━━━ Document segment
THE AYVALIK MOSAIC – Brasilia tenth week

I decided to employ our gardener to help cutting tesserae one day a week. I observed that he is a gentle and careful worker and might be able to pay the necessary attention to detail. My observation is right, he learns fast. With his help at least the stone breaking and shaping into pyramids is going ahead well.

There is still little progress in laying the tesserae onto the design which is my work and I can not concentrate well! There are too many things at the house that disturb my concentration.

The renting of the studio is going ahead. I went again to look at the available studios next to Cida Carvalho. There are 5 rooms available. All with large windows and equipped with lights, plugs and a small bathroom with toilet and shower. So best conditions for a mosaic studio and working with stone and mortar for which I need a small wet space to establish my  sintering system in order not to clog the drain.

I also learn that there is a ceramic studio on the same floor. A nice prospect for my works decorating ceramic frames and  bottoms of vessels with mosaic\ .

It is not so easy to rent something here in Brasilia when you are a foreigner with no regular income. My husband has to rent the studio for me and a colleague of Martin  is willing to be our guarantor which is a requirement for a rental.

When we go to the realtors office to hand in our documents we walk past these interesting mosaics by Martha Poppe, a plastic artist from Rio. Isn’t that a good sign?

mosaic mural by Martha Poppe, at SCS QUADRA – 04 – EDIFÍCIO VERA CRUZ in Brasilia

THE AYVALIK MOSAIC – Brasilia ninth week

This week I start with the background tesserae. Its a mix of beige shaded stones and marbles.

Eda Crema Rosa marble with deep red veins from the quarry of Marmiro Stones near Sivrihisar
white marble not sure from where in Turkey but found on the waste heap of one of the marble dealers in Ayvalik
beige lime stone with black freckles from the bank of the Euphrates
a dark beige limestone, very hard, almost impossible to cut into tesserae, also from the Euphrates
An almost white lime stone from the Euphrates, very soft, almost like chalk

I cut them a bit larger than the tesserae for the fish figures, about 1-1,5 cm2 whilst the colored tesserae are around 0,5-0,8 cm2.
━━━━━━
• [What you will do]
Write the next part of the Ayvalik mosaic journal above, picking up after its last sentence.
━━━ Stored rows
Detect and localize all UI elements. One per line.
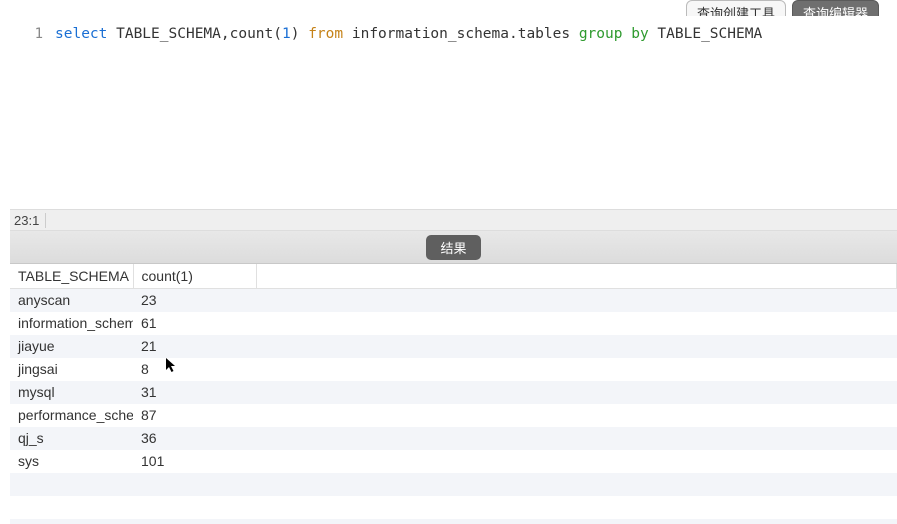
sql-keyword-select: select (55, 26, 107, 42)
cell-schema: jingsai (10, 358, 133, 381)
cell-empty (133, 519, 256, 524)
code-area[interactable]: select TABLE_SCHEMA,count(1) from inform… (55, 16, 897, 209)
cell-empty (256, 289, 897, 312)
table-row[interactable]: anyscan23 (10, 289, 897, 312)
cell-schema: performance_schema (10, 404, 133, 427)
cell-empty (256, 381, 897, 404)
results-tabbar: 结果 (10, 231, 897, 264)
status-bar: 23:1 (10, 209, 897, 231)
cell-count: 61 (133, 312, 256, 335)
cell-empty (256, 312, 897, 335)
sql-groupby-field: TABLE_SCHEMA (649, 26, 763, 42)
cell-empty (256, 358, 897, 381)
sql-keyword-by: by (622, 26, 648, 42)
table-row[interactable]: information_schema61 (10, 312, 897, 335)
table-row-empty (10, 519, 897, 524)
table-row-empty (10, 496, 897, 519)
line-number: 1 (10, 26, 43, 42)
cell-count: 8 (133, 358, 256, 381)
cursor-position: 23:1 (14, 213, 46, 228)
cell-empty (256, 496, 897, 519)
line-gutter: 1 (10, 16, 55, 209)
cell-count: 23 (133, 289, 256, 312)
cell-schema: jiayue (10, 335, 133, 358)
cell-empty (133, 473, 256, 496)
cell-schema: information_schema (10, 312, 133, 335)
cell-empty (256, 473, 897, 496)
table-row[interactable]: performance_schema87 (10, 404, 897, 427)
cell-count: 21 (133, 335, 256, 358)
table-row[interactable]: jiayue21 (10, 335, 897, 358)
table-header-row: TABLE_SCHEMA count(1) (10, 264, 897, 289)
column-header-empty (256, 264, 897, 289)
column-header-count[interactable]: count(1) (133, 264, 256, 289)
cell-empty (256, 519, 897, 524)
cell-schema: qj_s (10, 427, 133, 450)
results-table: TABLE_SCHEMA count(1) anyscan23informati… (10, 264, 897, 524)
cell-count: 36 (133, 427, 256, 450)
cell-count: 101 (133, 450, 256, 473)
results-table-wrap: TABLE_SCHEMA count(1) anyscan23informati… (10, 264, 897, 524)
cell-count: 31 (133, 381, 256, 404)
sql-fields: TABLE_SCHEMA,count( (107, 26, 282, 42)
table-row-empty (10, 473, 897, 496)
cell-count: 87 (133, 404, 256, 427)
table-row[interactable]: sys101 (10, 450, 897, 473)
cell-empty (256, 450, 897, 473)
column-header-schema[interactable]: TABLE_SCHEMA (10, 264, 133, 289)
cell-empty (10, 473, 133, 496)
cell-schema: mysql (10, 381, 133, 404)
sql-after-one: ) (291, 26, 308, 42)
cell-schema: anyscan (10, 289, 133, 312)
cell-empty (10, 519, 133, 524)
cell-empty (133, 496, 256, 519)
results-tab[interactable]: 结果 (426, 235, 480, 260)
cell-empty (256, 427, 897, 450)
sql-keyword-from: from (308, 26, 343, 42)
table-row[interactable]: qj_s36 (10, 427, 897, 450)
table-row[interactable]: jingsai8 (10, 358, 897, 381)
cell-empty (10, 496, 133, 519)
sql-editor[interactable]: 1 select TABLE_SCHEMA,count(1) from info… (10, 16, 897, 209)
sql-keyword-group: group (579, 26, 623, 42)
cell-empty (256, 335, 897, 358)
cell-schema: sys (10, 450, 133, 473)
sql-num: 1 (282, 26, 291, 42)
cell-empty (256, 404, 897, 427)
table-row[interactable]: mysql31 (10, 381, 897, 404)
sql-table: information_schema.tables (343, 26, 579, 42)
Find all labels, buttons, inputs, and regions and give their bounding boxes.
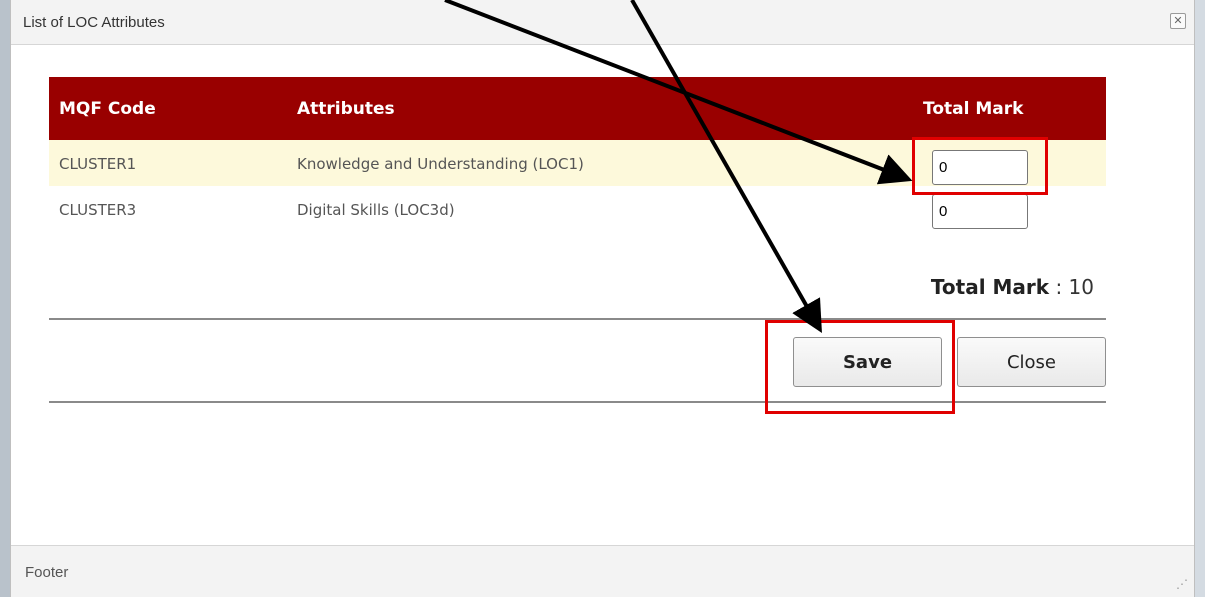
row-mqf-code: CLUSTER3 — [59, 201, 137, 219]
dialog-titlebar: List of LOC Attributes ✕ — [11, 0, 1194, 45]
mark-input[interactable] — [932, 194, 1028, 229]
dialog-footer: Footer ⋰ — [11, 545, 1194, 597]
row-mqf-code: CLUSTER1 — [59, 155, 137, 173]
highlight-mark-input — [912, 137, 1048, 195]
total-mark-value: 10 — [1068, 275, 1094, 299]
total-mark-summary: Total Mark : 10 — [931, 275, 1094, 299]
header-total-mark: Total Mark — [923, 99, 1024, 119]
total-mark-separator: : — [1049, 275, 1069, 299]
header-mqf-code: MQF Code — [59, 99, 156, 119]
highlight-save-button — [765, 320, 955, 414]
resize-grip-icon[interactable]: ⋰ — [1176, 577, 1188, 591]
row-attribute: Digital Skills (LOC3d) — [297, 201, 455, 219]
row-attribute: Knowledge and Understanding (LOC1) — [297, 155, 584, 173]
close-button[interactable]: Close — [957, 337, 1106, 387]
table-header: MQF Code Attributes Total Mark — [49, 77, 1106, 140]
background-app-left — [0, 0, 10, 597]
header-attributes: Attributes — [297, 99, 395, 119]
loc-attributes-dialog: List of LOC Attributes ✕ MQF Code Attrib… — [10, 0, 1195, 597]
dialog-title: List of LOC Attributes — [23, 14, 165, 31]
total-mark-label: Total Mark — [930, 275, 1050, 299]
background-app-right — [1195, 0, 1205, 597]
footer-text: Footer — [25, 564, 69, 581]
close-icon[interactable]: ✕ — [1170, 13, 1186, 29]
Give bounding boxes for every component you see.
━━━━━━
• [Written response]
The rocks have been precut into stripes of about 1 x 4 x1 cm by the marble cutting workshop. The steps to prepare them until they are ready to be glued onto the design are:

  1. breaking the precut sticks into 1cm cubes, for this I use the hammer and hardie or the hydraulic stone breaking machine
  2. deciding which side will be the best to be the one that will be visible in the end
  3. cutting the other sides with nippers so that the tesserae looks a bit like a pyramid
  4. as some of the marbles had a plastic mesh glued to them they have to be sanded so no residue of glue is entering the mosaic and might disturb the cement sticking to the tesserae later
  5. then its like a puzzle to find the right cube to fit in the line

So all-together: each tesserae goes through my hands at least 5 times before it has the right form and is free of residues and little edges that could break off in the mortar bed. This is very important as not to endanger the stability of the mosaic by cracking.

It takes so long! I have to get help!

My husband and the kids which are great supporters of the whole project help one Saturday for a couple of hours.

The tesserae that the 4 of us manage to prepare in 3 hours last that far:

THE AYVALIK MOSAIC – Brasilia eighth week

This week I started to discover mosaics in Brasilia!

We went for a nice delicatessen shopping at the Mercado Municipal and by the fruit stall there is a mural with these lovely mosaics:

Poems at the pavement near Mercado Municipal in Brasilia

My friend Alina, a Brasilian visual artist currently living in Brasilia, had the fantastic idea to google if there are any mosaic artists resident in Brasilia. And we found one! –  Cida Carvalho.

On Tuesday we are meeting Cida in her studio. The studio is in one of the commercial streets which are placed in between every block of flats in the plano piloto. Brasilia was designed by city planer Lucio Costa, in the shape of an airplane and therefor some names refer to aviation.  The main construction was done only with in 5 years (between 1956 and 61). So the lay out is very regular and somehow artificial as it did not grow and develop with human chaos over time like most cities are.

In between every  quadra (block) there is a commercial street in  which it was planned to have everything people needed that live in the nearby apartment blocks. But these days its an eclectic mix of restaurants and shops in those streets.

We (Alina comes with me to help translate) meet at the well known french cafe and restaurant Daniel Briand. From there Cida’s studio is just in the next building. The entrance to the first floor is from the back of the building. Cida lets us in via an intercom and we go up the perfectly white tiled stairs to her studio.

Cida’s studio is in the left hand corner of the first floor. Both outside walls are windows looking into wonderful big trees.

Cida receives us warmly. She explains her approaches and techniques. Her material is mainly glass and tiles, she describes her style as inspired by  Gaudi. I like her series of birds and plants from the serrada, the savanna type surrounding of Brasilia. They are framed in fat black wooden frames which brings the almost miniature mosaics out nicely.

She had a solo exhibition 2 years ago.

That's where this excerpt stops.